What is needed
Return a copy of each line that holds the string "Roll".

↓

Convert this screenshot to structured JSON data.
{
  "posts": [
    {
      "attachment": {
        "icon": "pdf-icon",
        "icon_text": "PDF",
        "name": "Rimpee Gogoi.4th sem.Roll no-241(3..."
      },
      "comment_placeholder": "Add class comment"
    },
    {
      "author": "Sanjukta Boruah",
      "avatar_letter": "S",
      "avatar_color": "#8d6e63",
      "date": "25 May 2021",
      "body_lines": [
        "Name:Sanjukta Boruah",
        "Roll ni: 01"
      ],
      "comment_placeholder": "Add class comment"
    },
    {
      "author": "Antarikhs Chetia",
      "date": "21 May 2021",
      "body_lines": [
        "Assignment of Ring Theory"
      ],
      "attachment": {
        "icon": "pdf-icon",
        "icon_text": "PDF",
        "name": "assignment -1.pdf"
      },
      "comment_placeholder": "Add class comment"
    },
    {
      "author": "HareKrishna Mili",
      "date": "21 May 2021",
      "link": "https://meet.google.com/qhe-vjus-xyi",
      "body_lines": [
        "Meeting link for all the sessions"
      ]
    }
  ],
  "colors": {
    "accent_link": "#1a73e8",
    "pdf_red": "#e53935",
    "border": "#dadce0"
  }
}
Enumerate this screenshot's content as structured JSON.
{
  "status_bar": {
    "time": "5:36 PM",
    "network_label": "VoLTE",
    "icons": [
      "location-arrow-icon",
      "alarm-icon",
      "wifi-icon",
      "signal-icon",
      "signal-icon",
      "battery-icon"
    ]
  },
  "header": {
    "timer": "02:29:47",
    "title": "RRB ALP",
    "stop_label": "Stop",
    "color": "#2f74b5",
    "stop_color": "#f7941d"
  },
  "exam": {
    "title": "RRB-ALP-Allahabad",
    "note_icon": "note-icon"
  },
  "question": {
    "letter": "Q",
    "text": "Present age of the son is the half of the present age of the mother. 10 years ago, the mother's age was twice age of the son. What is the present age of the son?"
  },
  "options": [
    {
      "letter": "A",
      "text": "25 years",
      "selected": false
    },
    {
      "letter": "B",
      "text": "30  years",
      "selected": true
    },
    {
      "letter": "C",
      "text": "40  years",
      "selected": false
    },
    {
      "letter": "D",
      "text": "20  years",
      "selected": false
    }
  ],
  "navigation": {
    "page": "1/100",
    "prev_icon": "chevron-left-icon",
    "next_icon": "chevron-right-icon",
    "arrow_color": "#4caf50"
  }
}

↑

Correct output
        "name": "Rimpee Gogoi.4th sem.Roll no-241(3..."
        "Roll ni: 01"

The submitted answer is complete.